# [WORK INSTRUCTION A]
In the grammar guide appendix, which language shares the Spanish distinction between ser and estar?
# [WORK INSTRUCTION B]
Reproduce the grammar guide appendix passage starting with "Object Without a" and going on through "rule so systematically.", substituting "gato" for "perro".
# [WORK INSTRUCTION C]
Translate this sentence from the grammar guide appendix into French: "This allows readers to know the sentence type from the start."

# [READING TEXT]
= Beginning of Section =
Grammar Guide

English, Spanish, French, Latin, German, Ancient Greek

Appendix E: Unusual Grammatical Features

Some grammatical features exist in only one or two of our six languages. This appendix catalogues these curiosities.


Features Unique to One Language

English

Do-Support

English alone uses “do” as a grammatical auxiliary for questions and negatives:

Function English Other Languages
Question Did you see him? Inversion or particles
Negative I did not see him. Simple negation
Emphasis I DID see him. Particles or stress

No other Indo-European language developed this system.

Progressive Aspect (Fully Grammaticalised)

While other languages can express ongoing action, only English has a fully systematic progressive:

Simple Progressive
I write I am writing
I wrote I was writing
I will write I will be writing
I have written I have been writing

Other languages use simple forms where English uses progressive, or use periphrases (estar + gerund in Spanish, but less systematically).

Tag Questions

Statement Tag
You’re coming, aren’t you?
She didn’t go, did she?
He can swim, can’t he?

The tag reverses polarity and matches the auxiliary. This complex system is unique to English.


Spanish

Personal a

Spanish marks human/animate direct objects with the preposition a:

Object Without a With a
Inanimate Veo el libro.
Human Veo a Juan.
Personified animal Busco a mi perro.

No other Romance language has this rule so systematically.

Two Verbs “To Be”: Ser and Estar

Use Ser Estar
Essential quality Es alto. (He is tall — by nature)
Temporary state Está enfermo. (He is ill — currently)
Identity Es médico.
Location Está en casa.

Portuguese shares this distinction; Italian and French do not.

Inverted Punctuation

Spanish alone uses inverted question and exclamation marks at the beginning of sentences:

This allows readers to know the sentence type from the start.


French

Partitive Article

French has a special article for uncountable nouns:

Type Article Example
Definite le/la J’aime le pain. (I like bread — in general)
Indefinite un/une Je veux un pain. (I want a loaf)
= End of Section =
# [DATA LISTING]
= Beginning of Section =
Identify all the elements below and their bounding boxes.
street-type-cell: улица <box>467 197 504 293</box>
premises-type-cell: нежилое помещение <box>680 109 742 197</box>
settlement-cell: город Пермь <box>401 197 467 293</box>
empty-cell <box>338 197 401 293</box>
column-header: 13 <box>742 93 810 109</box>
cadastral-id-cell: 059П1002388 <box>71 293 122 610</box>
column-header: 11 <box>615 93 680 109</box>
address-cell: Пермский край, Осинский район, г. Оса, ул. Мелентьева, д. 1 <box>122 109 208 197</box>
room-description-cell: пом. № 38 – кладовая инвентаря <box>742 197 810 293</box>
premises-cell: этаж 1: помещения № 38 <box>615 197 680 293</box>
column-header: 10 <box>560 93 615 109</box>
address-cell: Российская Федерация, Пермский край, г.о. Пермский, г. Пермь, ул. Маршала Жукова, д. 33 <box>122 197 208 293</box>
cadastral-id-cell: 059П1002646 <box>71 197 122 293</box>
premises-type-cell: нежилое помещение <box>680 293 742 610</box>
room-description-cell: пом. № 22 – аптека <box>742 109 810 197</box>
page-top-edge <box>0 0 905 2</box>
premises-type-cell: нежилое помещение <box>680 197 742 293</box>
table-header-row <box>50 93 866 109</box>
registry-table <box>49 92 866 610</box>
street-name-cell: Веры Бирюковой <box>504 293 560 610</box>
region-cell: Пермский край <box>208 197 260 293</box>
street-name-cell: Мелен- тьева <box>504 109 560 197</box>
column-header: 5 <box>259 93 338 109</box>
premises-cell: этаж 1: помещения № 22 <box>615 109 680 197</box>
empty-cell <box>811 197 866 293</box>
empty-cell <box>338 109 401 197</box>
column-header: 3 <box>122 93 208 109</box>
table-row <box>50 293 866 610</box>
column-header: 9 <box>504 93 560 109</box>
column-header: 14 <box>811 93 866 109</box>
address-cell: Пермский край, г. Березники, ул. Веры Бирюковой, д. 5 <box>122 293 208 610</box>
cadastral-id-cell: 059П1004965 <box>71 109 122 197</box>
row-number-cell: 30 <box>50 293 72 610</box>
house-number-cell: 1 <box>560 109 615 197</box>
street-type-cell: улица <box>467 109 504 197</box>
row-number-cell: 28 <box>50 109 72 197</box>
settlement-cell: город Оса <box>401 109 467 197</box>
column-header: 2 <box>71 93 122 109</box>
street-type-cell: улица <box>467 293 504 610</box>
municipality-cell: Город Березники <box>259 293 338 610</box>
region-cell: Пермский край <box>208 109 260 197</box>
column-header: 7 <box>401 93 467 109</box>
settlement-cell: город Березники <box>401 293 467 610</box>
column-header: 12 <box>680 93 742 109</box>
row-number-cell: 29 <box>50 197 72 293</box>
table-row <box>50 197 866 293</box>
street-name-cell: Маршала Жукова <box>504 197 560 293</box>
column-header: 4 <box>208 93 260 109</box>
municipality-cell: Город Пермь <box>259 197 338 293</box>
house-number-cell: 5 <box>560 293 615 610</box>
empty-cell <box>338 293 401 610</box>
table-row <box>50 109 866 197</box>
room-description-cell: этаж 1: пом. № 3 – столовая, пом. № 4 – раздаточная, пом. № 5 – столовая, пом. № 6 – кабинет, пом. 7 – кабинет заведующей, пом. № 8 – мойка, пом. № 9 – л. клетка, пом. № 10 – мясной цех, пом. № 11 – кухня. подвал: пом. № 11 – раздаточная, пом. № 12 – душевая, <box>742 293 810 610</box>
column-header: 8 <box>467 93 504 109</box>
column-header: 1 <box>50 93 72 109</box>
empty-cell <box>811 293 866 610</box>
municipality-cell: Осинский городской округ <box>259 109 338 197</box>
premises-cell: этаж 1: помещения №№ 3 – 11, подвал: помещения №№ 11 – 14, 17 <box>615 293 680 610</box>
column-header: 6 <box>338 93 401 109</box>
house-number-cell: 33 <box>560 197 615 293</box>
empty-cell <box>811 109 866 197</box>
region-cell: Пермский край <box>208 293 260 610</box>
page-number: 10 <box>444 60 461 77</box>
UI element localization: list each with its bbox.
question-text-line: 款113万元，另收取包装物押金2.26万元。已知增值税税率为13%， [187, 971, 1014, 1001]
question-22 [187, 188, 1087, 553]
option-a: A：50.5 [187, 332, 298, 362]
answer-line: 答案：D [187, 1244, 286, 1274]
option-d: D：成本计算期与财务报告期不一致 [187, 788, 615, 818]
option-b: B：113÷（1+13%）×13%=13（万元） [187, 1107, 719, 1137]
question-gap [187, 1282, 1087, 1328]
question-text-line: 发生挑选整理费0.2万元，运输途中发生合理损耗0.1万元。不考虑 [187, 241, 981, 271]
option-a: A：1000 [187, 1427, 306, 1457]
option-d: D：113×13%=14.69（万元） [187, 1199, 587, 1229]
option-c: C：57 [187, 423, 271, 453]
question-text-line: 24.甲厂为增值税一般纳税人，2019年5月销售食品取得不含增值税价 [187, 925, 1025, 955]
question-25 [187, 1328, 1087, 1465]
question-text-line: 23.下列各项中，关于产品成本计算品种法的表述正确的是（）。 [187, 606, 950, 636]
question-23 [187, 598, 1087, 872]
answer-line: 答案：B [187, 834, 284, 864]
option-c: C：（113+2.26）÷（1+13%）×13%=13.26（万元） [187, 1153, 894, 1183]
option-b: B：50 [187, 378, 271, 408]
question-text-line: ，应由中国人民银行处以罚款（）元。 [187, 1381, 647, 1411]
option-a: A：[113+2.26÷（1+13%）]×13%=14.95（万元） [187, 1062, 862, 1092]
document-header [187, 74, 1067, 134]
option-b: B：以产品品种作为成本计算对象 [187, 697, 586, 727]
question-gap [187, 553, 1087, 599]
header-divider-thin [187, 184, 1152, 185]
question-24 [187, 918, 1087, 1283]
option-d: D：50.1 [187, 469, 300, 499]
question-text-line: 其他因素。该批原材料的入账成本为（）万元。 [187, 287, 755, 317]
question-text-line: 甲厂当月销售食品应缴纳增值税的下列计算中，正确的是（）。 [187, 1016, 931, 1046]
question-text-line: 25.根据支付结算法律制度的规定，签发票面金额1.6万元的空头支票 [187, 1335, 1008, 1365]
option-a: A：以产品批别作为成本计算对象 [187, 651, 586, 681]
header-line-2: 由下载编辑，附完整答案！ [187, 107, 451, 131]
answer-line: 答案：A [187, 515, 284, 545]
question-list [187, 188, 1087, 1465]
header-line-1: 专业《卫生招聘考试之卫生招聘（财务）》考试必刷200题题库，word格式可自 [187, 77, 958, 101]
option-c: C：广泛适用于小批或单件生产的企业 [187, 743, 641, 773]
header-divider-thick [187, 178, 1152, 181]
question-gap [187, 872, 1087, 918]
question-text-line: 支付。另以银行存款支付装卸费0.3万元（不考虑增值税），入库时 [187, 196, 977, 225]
= End of Section =
# [EXERCISE RESPONSE A]
Portuguese

# [EXERCISE RESPONSE B]
Object Without a With a
Inanimate Veo el libro.
Human Veo a Juan.
Personified animal Busco a mi gato.

No other Romance language has this rule so systematically.

# [EXERCISE RESPONSE C]
Cela permet aux lecteurs de connaître le type de phrase dès le début.